### GIVEN TEXT:
==========

"Can we have one, Mommy?"
"Yeah, can we?"
I paused. "Well, I was planning to go for ice cream after this."
"Mmm, ice cream," said one daughter, licking her lips.
The other dove for the jar. "I don't want ice cream. I want a lolly."
A half hour later my appointment was over and so was the sweet. "Let's go for ice cream," I said.
One child bounded for the door while the other sulked and shuffled her feet.
"Mommy, I didn't have a sweet after lunch. Can I still have an ice cream?" the sulker asked, hopeful. In our family a sweet after lunch is as natural as breathing. I could follow the sulker's logic to it's conclusion: the lolly was her after-lunch sweet therefore she still qualified for an ice cream.
Bullets of rage flew from the bounders eyes. "Yes, you did have a sweet! I saw you. It was a chocolate ball."
"No I didn't!"

==========

### TASK INSTRUCTIONS:
1 - Answer these questions about the story:
(a) Where was the narrator planning to go after the appointment?
(b) What did the daughter who dove for the jar say she wanted?
(c) According to the child who bounded for the door, what sweet did her sister have?
2 - Rewrite the part of the story that opens with the words containing "A half hour" and closes with "shuffled her feet.", replacing "sulked" with "pouted".
3 - Condense the paragraph of the story that begins "Mommy, I didn't have a sweet after lunch" into two sentences, keeping its main facts.
The rows have no connection to the story.

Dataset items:
==========

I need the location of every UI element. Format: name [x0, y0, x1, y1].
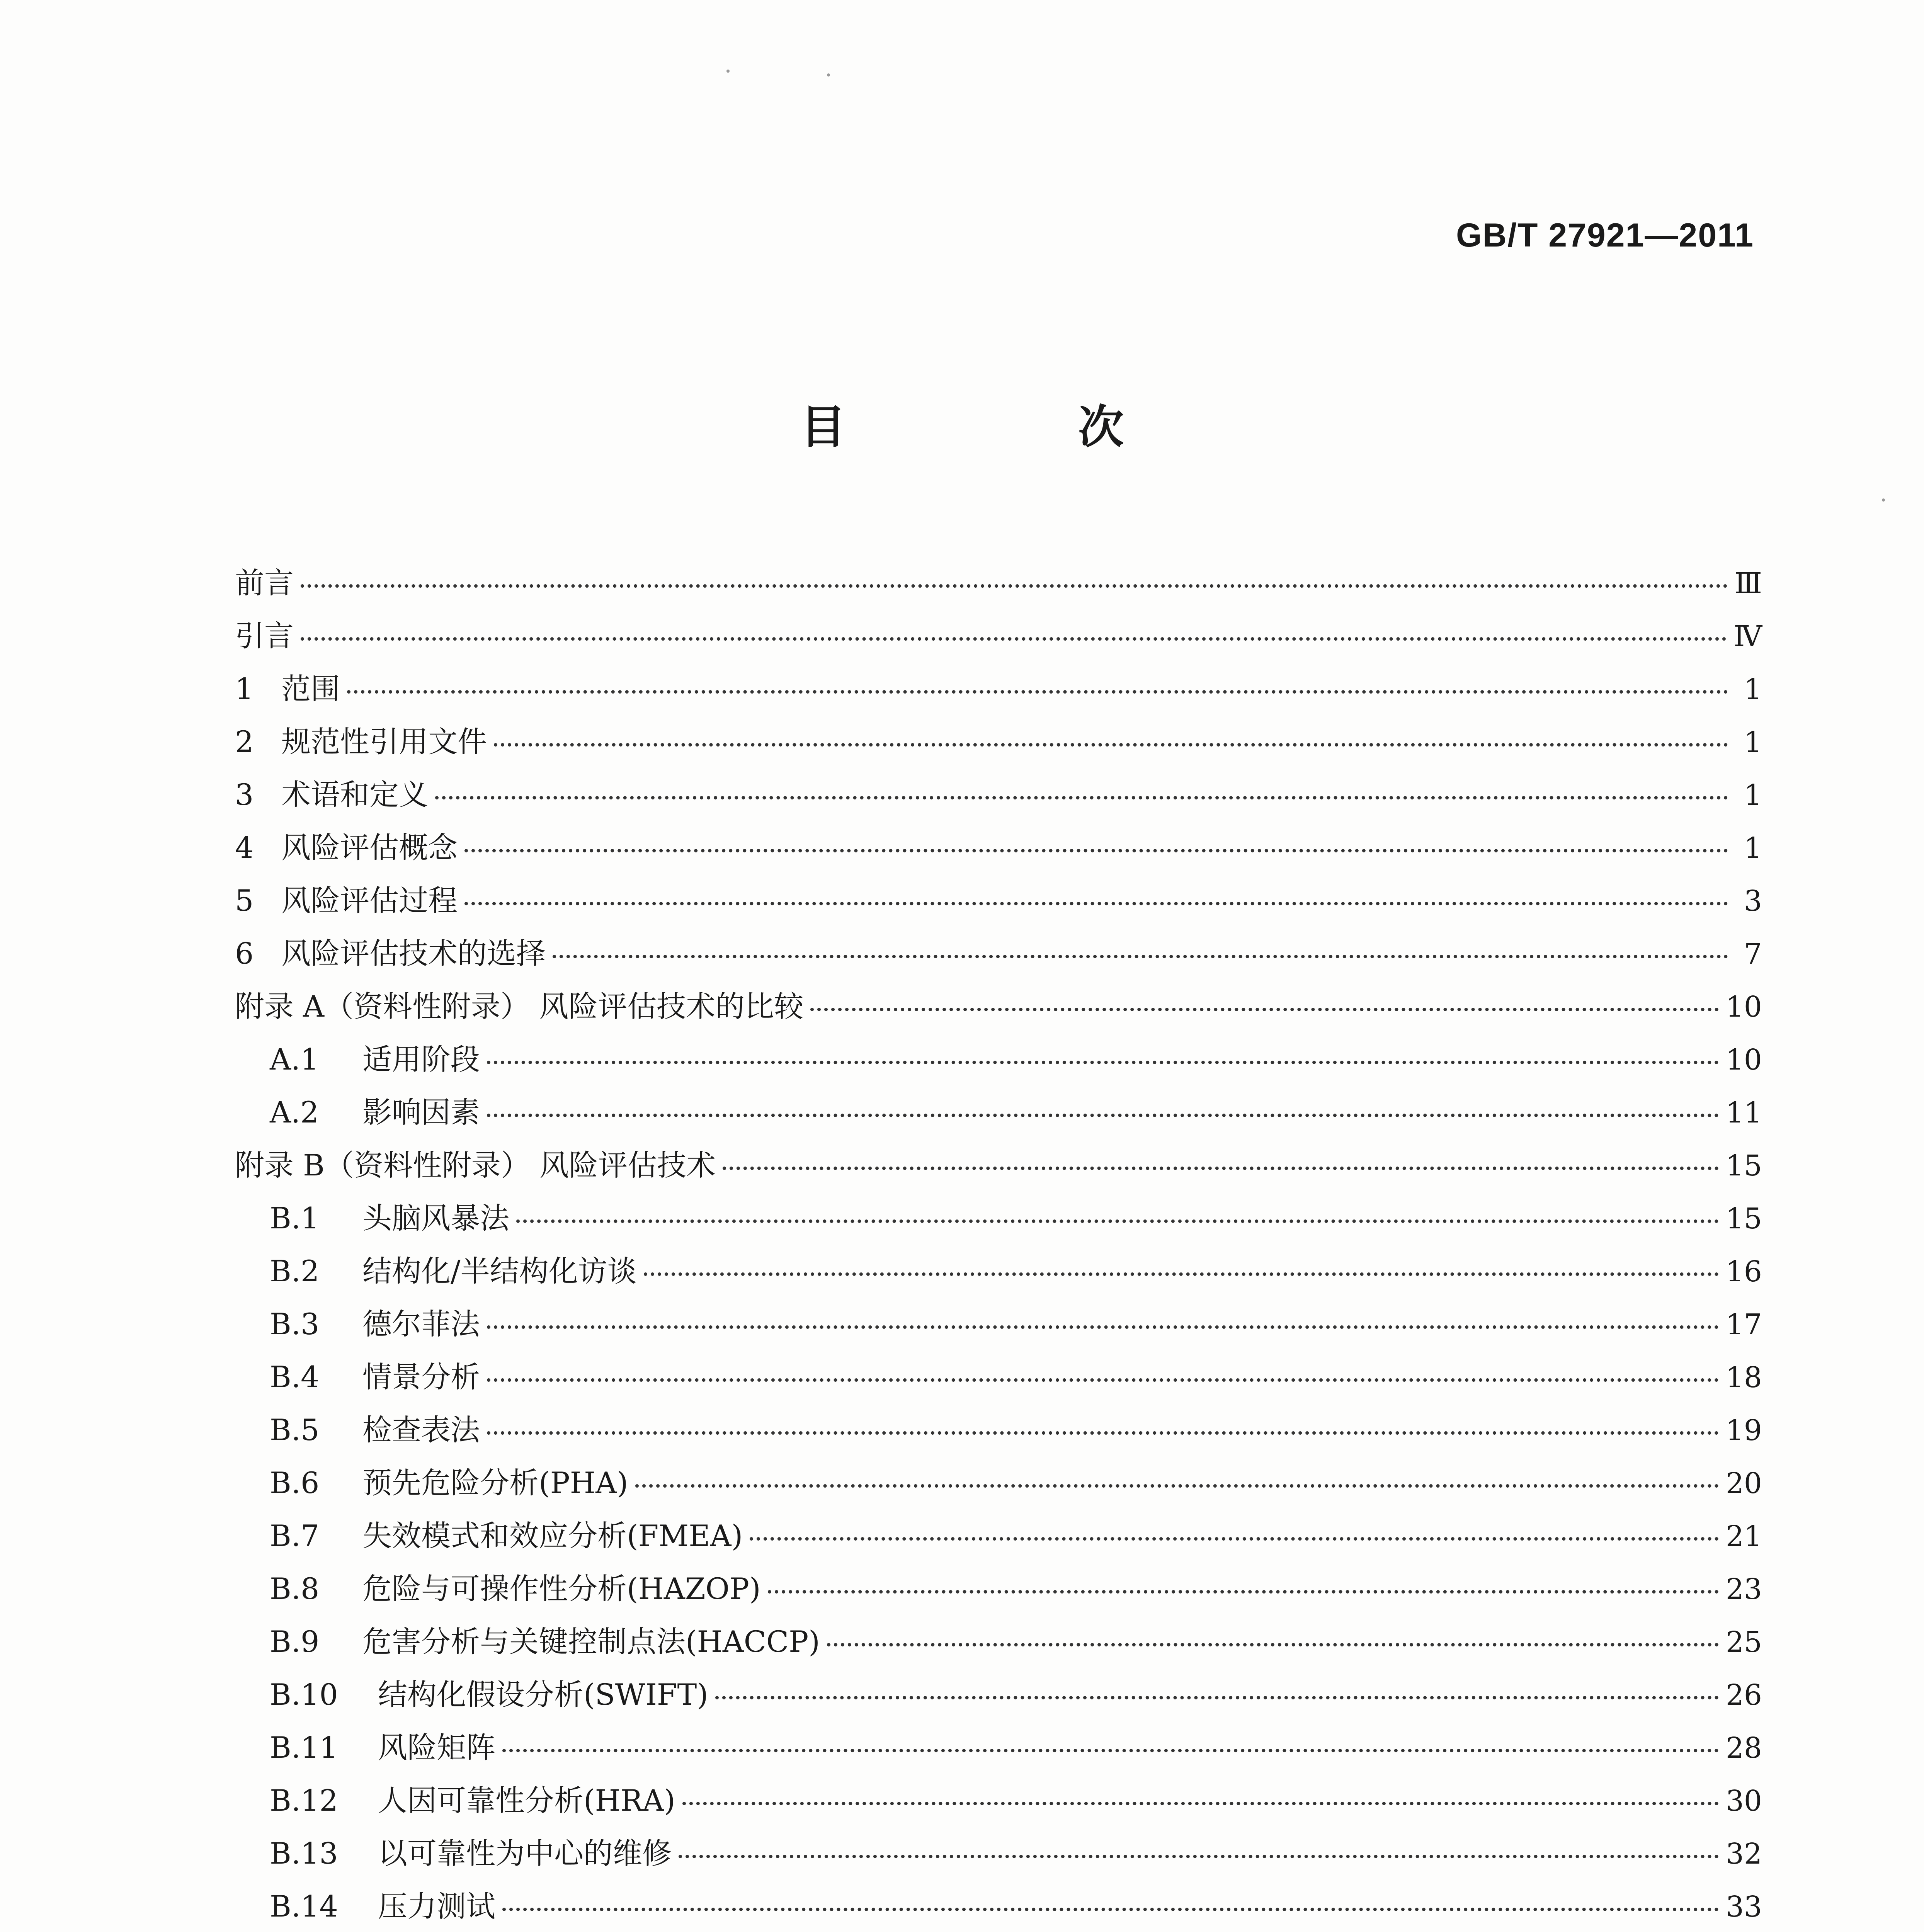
toc-entry-page: 1	[1744, 726, 1762, 759]
toc-entry-page: 1	[1744, 673, 1762, 706]
dot-leader	[494, 743, 1728, 747]
toc-entry-page: 15	[1725, 1149, 1762, 1182]
toc-entry-page: 1	[1744, 832, 1762, 865]
toc-entry-label: 附录 B（资料性附录） 风险评估技术	[235, 1148, 716, 1182]
toc-entry[interactable]	[235, 718, 1762, 771]
toc-entry-label: 范围	[281, 672, 340, 706]
toc-entry-page: 10	[1725, 990, 1762, 1024]
dot-leader	[487, 1325, 1719, 1329]
toc-entry[interactable]	[235, 1036, 1762, 1089]
toc-entry-page: 28	[1725, 1731, 1762, 1765]
toc-entry-page: 25	[1725, 1626, 1762, 1659]
dot-leader	[487, 1114, 1719, 1117]
dot-leader	[635, 1484, 1719, 1488]
dot-leader	[347, 690, 1728, 694]
toc-entry-number: 1	[235, 672, 254, 706]
toc-entry-label: 失效模式和效应分析(FMEA)	[362, 1519, 743, 1553]
toc-entry[interactable]	[235, 1248, 1762, 1301]
toc-entry-number: B.14	[270, 1889, 338, 1923]
toc-entry[interactable]	[235, 560, 1762, 612]
toc-entry-label: 预先危险分析(PHA)	[362, 1466, 628, 1500]
toc-entry-number: B.6	[270, 1466, 320, 1500]
toc-entry[interactable]	[235, 1406, 1762, 1459]
toc-entry-label: 术语和定义	[281, 777, 428, 812]
toc-entry-label: 附录 A（资料性附录） 风险评估技术的比较	[235, 989, 804, 1024]
dot-leader	[715, 1696, 1719, 1699]
table-of-contents	[235, 560, 1762, 1932]
toc-entry-page: Ⅲ	[1734, 567, 1762, 600]
toc-entry[interactable]	[235, 824, 1762, 877]
toc-entry-number: B.11	[270, 1730, 338, 1765]
toc-entry-page: 20	[1725, 1467, 1762, 1500]
toc-entry-label: 结构化假设分析(SWIFT)	[378, 1677, 708, 1712]
dot-leader	[502, 1749, 1719, 1752]
dot-leader	[768, 1590, 1719, 1594]
toc-entry-label: 风险评估概念	[281, 830, 458, 865]
toc-entry-number: B.12	[270, 1783, 338, 1818]
toc-entry[interactable]	[235, 665, 1762, 718]
toc-entry-label: 以可靠性为中心的维修	[378, 1836, 672, 1871]
toc-entry[interactable]	[235, 930, 1762, 983]
toc-entry[interactable]	[235, 771, 1762, 824]
toc-entry-page: 15	[1725, 1202, 1762, 1235]
dot-leader	[487, 1431, 1719, 1435]
dot-leader	[750, 1537, 1719, 1541]
dot-leader	[827, 1643, 1719, 1646]
toc-entry-page: 16	[1725, 1255, 1762, 1288]
toc-entry[interactable]	[235, 612, 1762, 665]
toc-entry[interactable]	[235, 1724, 1762, 1777]
toc-entry-number: 4	[235, 830, 254, 865]
dot-leader	[301, 584, 1728, 588]
toc-entry-page: 18	[1725, 1361, 1762, 1394]
toc-entry-page: 11	[1725, 1096, 1762, 1129]
toc-entry[interactable]	[235, 1354, 1762, 1406]
toc-entry-label: 人因可靠性分析(HRA)	[378, 1783, 675, 1818]
toc-entry-number: 2	[235, 724, 254, 759]
dot-leader	[516, 1219, 1719, 1223]
dot-leader	[810, 1008, 1719, 1011]
toc-entry-label: 前言	[235, 566, 294, 600]
toc-entry-number: B.9	[270, 1624, 320, 1659]
toc-entry-label: 情景分析	[362, 1360, 480, 1394]
toc-entry-page: 19	[1725, 1414, 1762, 1447]
toc-entry-page: 3	[1744, 884, 1762, 918]
toc-entry-label: 危险与可操作性分析(HAZOP)	[362, 1571, 761, 1606]
dot-leader	[553, 955, 1728, 958]
toc-entry[interactable]	[235, 1883, 1762, 1932]
toc-entry-page: 32	[1725, 1837, 1762, 1871]
dot-leader	[487, 1061, 1719, 1064]
toc-entry[interactable]	[235, 1777, 1762, 1830]
toc-entry-number: B.7	[270, 1519, 320, 1553]
toc-entry-label: 头脑风暴法	[362, 1201, 509, 1235]
toc-entry[interactable]	[235, 1301, 1762, 1354]
dot-leader	[464, 902, 1728, 905]
toc-entry-label: 引言	[235, 619, 294, 653]
toc-entry[interactable]	[235, 1830, 1762, 1883]
toc-entry[interactable]	[235, 1459, 1762, 1512]
toc-entry-number: B.10	[270, 1677, 338, 1712]
dot-leader	[301, 637, 1727, 641]
toc-entry[interactable]	[235, 1618, 1762, 1671]
scan-speck	[1882, 498, 1885, 502]
toc-entry[interactable]	[235, 1671, 1762, 1724]
toc-entry[interactable]	[235, 1195, 1762, 1248]
toc-entry-page: 1	[1744, 779, 1762, 812]
toc-entry-number: B.2	[270, 1254, 320, 1288]
dot-leader	[464, 849, 1728, 852]
toc-entry-page: 23	[1725, 1573, 1762, 1606]
toc-entry-label: 危害分析与关键控制点法(HACCP)	[362, 1624, 820, 1659]
dot-leader	[723, 1167, 1719, 1170]
toc-entry-label: 检查表法	[362, 1413, 480, 1447]
toc-entry[interactable]	[235, 983, 1762, 1036]
toc-entry-number: 5	[235, 883, 254, 918]
toc-entry[interactable]	[235, 1565, 1762, 1618]
toc-entry-label: 风险矩阵	[378, 1730, 495, 1765]
toc-entry-number: B.8	[270, 1571, 320, 1606]
dot-leader	[487, 1378, 1719, 1382]
page-title: 目 次	[800, 400, 1232, 454]
toc-entry-label: 结构化/半结构化访谈	[362, 1254, 637, 1288]
toc-entry[interactable]	[235, 1089, 1762, 1142]
dot-leader	[435, 796, 1728, 799]
toc-entry-label: 德尔菲法	[362, 1307, 480, 1341]
toc-entry[interactable]	[235, 1512, 1762, 1565]
dot-leader	[679, 1855, 1719, 1858]
toc-entry-number: 6	[235, 936, 254, 971]
toc-entry-number: B.5	[270, 1413, 320, 1447]
toc-entry-page: 30	[1725, 1784, 1762, 1818]
toc-entry-label: 风险评估技术的选择	[281, 936, 546, 971]
standard-code: GB/T 27921—2011	[1456, 217, 1754, 254]
toc-entry-label: 规范性引用文件	[281, 724, 487, 759]
toc-entry-page: Ⅳ	[1733, 620, 1762, 653]
toc-entry-page: 21	[1725, 1520, 1762, 1553]
toc-entry-label: 风险评估过程	[281, 883, 458, 918]
toc-entry[interactable]	[235, 877, 1762, 930]
toc-entry-page: 26	[1725, 1679, 1762, 1712]
toc-entry-page: 17	[1725, 1308, 1762, 1341]
scan-speck	[827, 73, 830, 77]
toc-entry-number: B.4	[270, 1360, 320, 1394]
toc-entry-page: 7	[1744, 937, 1762, 971]
dot-leader	[682, 1802, 1719, 1805]
toc-entry-number: A.2	[270, 1095, 319, 1129]
toc-entry-page: 33	[1725, 1890, 1762, 1923]
toc-entry-label: 压力测试	[378, 1889, 495, 1923]
toc-entry-number: B.1	[270, 1201, 320, 1235]
scan-speck	[726, 70, 730, 73]
dot-leader	[502, 1908, 1719, 1911]
dot-leader	[644, 1272, 1719, 1276]
toc-entry[interactable]	[235, 1142, 1762, 1195]
toc-entry-label: 影响因素	[362, 1095, 480, 1129]
toc-entry-page: 10	[1725, 1043, 1762, 1077]
toc-entry-number: B.3	[270, 1307, 320, 1341]
toc-entry-number: B.13	[270, 1836, 338, 1871]
toc-entry-number: 3	[235, 777, 254, 812]
toc-entry-number: A.1	[270, 1042, 319, 1077]
toc-entry-label: 适用阶段	[362, 1042, 480, 1077]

==========

### ANSWERS BY TASK:
1 -
(a) For ice cream.
(b) A lolly.
(c) A chocolate ball.

2 -
A half hour later my appointment was over and so was the sweet. "Let's go for ice cream," I said.
One child bounded for the door while the other pouted and shuffled her feet.

3 - The child who sulked hopefully asked for an ice cream, saying she had not had a sweet after lunch. In the family, a sweet after lunch is as natural as breathing, so her reasoning was that the lolly was her after-lunch sweet and she still qualified for ice cream.